#### [DATA EXCERPTS]
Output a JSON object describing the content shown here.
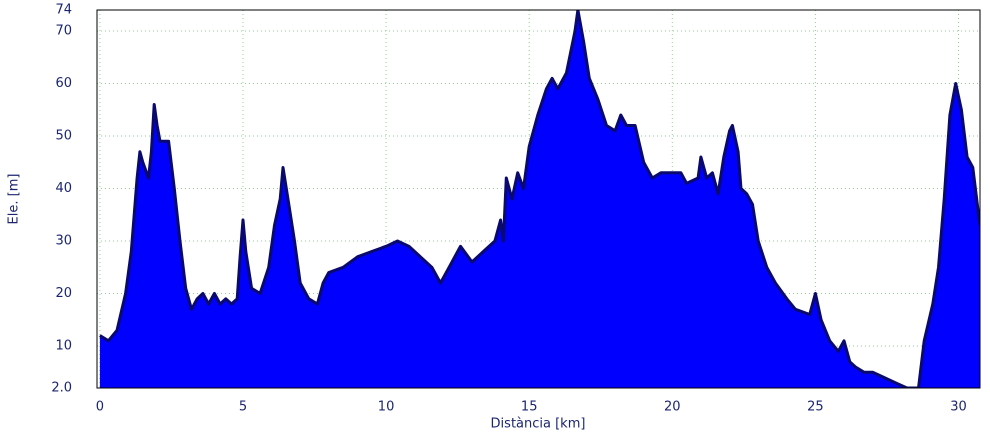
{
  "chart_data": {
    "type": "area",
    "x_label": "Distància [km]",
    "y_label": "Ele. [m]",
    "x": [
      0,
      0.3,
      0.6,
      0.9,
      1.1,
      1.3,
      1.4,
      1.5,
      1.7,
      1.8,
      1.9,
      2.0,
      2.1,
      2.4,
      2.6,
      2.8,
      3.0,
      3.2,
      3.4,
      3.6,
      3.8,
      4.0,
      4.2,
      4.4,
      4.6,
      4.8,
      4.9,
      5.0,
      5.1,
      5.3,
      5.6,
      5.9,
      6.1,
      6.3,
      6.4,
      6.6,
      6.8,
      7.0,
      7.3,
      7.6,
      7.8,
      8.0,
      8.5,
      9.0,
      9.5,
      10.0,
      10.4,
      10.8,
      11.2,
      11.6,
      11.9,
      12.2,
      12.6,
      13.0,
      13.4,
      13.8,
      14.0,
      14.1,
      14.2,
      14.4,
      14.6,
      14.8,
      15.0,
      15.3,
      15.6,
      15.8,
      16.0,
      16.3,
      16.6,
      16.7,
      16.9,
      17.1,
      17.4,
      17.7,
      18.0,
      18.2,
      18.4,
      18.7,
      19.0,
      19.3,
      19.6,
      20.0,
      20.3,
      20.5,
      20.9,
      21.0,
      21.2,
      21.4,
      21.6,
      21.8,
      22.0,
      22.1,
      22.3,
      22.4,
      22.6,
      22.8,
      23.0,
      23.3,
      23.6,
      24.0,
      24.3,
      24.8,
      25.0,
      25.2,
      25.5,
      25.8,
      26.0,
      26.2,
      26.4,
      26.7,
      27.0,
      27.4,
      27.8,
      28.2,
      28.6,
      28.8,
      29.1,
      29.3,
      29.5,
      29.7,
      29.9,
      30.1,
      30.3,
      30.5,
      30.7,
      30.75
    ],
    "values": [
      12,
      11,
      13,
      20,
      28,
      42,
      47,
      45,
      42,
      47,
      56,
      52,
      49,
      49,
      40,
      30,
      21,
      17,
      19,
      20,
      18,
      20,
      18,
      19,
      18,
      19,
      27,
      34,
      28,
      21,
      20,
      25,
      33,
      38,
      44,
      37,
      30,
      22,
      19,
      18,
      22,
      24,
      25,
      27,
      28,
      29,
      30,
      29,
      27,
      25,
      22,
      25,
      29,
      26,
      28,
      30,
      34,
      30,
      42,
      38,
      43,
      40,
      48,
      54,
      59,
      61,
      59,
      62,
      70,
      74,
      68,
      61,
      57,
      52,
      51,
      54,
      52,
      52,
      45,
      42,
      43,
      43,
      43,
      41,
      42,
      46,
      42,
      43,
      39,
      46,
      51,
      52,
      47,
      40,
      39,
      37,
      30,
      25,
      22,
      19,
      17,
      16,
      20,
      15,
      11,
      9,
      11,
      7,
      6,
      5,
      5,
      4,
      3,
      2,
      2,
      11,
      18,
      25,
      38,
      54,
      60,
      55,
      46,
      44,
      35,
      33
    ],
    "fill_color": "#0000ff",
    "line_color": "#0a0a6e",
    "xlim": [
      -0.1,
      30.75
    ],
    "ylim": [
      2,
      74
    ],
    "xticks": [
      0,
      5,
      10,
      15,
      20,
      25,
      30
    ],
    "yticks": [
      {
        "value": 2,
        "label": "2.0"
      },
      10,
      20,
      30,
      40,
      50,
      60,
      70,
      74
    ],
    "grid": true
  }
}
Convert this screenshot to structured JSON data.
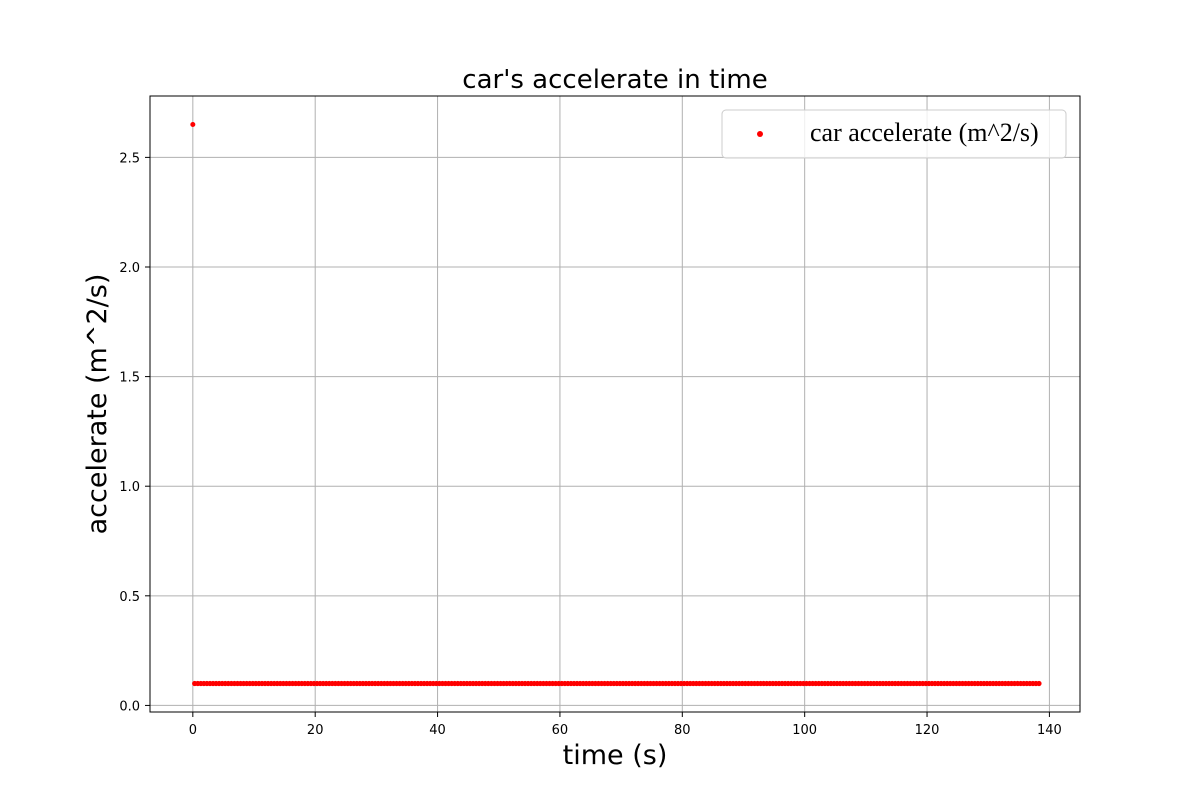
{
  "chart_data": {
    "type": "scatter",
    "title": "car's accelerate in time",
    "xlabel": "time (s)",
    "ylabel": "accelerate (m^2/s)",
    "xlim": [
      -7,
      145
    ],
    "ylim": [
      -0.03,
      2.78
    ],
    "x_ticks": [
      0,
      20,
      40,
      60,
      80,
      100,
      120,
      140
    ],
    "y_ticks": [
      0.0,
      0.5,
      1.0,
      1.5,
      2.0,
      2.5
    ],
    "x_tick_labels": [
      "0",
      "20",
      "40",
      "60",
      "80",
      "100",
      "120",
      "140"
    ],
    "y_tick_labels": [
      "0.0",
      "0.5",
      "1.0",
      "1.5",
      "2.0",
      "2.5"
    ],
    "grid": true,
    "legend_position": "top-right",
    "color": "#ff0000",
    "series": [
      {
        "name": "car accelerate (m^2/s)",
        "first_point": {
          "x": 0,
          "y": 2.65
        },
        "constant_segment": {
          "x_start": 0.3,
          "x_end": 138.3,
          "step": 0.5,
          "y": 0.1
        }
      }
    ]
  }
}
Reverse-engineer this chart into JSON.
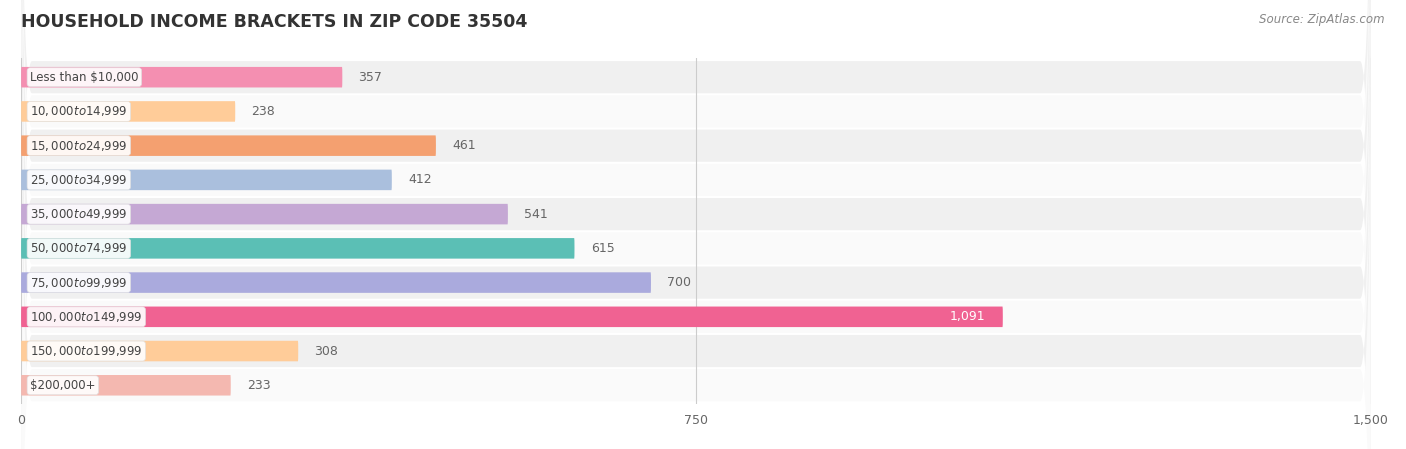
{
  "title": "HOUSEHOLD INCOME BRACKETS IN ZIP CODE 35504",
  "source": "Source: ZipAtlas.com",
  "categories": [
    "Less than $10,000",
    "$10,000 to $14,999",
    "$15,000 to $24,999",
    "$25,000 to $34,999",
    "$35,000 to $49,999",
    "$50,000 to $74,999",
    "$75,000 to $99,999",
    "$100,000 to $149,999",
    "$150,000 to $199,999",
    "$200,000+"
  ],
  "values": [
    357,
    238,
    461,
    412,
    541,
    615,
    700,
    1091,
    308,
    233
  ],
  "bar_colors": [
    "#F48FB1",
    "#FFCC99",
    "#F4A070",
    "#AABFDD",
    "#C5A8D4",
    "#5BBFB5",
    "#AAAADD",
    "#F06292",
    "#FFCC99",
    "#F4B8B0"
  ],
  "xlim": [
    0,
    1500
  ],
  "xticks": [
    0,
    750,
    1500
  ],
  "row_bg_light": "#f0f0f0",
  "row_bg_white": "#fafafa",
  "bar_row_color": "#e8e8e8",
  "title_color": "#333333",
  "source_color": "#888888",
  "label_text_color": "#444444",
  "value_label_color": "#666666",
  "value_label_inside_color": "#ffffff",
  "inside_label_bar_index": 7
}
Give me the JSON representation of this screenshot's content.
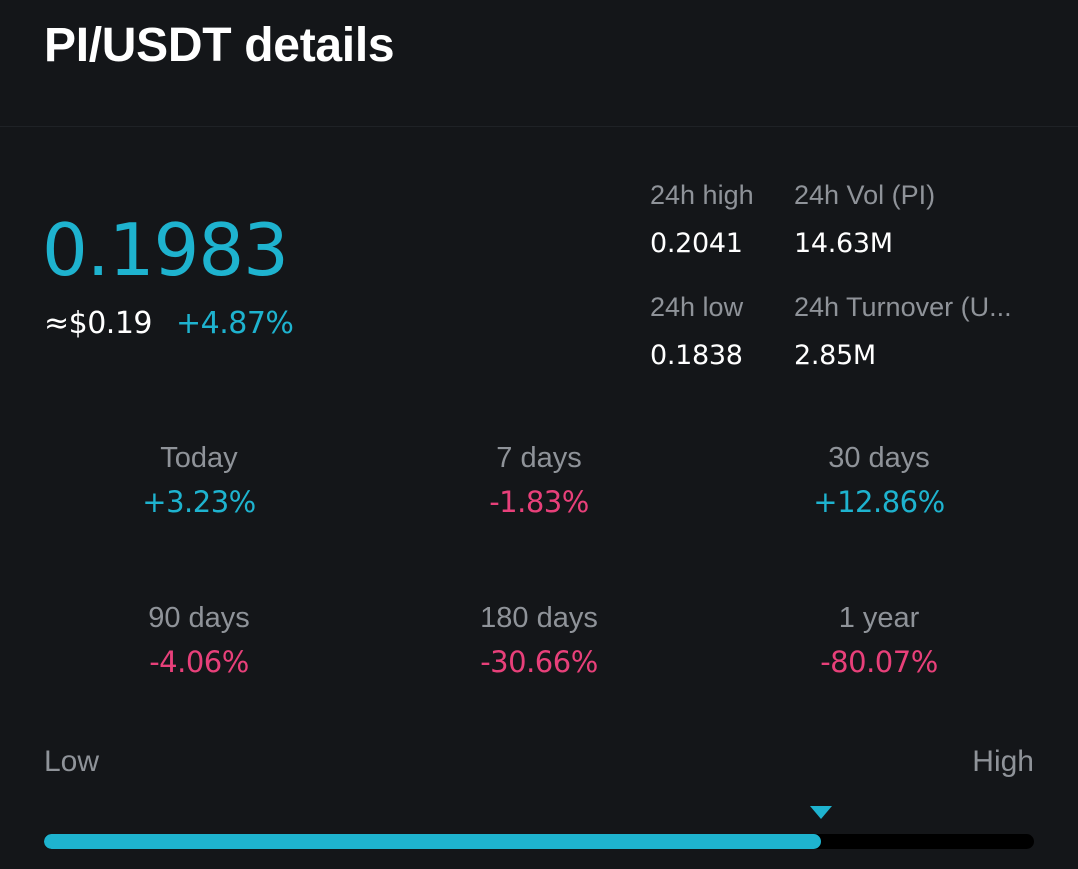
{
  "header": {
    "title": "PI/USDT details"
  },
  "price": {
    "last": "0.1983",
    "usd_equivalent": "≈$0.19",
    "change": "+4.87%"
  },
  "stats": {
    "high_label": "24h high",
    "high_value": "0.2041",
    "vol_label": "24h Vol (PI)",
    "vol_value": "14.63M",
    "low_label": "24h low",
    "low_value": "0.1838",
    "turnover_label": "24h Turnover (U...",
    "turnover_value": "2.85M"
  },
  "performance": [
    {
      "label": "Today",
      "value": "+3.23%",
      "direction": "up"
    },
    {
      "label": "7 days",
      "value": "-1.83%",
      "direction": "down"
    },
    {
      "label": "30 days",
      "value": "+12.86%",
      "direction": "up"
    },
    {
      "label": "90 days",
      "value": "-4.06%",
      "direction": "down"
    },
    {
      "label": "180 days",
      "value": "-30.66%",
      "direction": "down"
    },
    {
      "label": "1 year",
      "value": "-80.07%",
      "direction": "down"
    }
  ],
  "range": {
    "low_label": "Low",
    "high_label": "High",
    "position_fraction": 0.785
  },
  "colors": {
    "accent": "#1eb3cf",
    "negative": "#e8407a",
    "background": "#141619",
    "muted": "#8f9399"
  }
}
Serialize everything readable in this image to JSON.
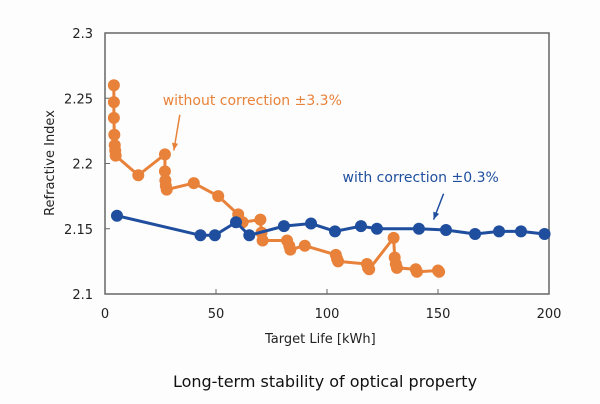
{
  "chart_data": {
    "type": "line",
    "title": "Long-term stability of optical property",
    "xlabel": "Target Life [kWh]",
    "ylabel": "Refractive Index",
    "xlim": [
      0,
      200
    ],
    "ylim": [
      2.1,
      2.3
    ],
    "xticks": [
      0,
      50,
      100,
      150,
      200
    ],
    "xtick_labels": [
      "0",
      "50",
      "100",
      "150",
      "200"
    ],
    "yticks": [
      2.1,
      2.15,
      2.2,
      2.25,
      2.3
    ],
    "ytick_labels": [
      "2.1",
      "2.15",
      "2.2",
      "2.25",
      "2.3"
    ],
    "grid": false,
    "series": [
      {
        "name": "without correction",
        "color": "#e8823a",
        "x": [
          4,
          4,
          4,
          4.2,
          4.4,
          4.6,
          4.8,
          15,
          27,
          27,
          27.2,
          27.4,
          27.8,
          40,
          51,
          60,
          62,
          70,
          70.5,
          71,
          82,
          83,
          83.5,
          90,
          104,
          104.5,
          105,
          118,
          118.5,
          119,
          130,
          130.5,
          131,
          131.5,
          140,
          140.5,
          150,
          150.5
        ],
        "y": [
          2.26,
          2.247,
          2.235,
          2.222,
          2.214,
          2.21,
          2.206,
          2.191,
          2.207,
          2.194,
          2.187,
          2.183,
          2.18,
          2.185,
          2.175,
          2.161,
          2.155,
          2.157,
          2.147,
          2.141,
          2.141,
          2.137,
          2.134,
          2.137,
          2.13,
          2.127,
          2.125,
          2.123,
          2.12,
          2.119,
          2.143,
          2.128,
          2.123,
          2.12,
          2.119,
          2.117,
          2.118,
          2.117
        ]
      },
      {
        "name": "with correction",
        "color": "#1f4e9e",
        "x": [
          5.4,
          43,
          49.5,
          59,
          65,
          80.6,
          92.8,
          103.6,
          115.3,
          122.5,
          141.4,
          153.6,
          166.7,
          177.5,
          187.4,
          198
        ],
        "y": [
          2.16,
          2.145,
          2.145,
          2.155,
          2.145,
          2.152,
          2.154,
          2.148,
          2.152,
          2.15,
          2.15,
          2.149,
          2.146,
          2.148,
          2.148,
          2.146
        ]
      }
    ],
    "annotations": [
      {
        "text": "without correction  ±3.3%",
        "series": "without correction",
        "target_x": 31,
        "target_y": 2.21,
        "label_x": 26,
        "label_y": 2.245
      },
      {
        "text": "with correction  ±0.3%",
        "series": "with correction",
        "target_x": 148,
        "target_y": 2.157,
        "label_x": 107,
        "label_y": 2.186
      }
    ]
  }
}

#### [DIRECTIONS]
Among the lines of the data, identify those with the word "this". Copy each of them.

#### [ANSWER TO THE PROBLEM]
Convert this screenshot to structured JSON data.
Reverse-engineer this chart into JSON.
Give me the JSON representation of this screenshot's content.
Serialize everything readable in this image to JSON.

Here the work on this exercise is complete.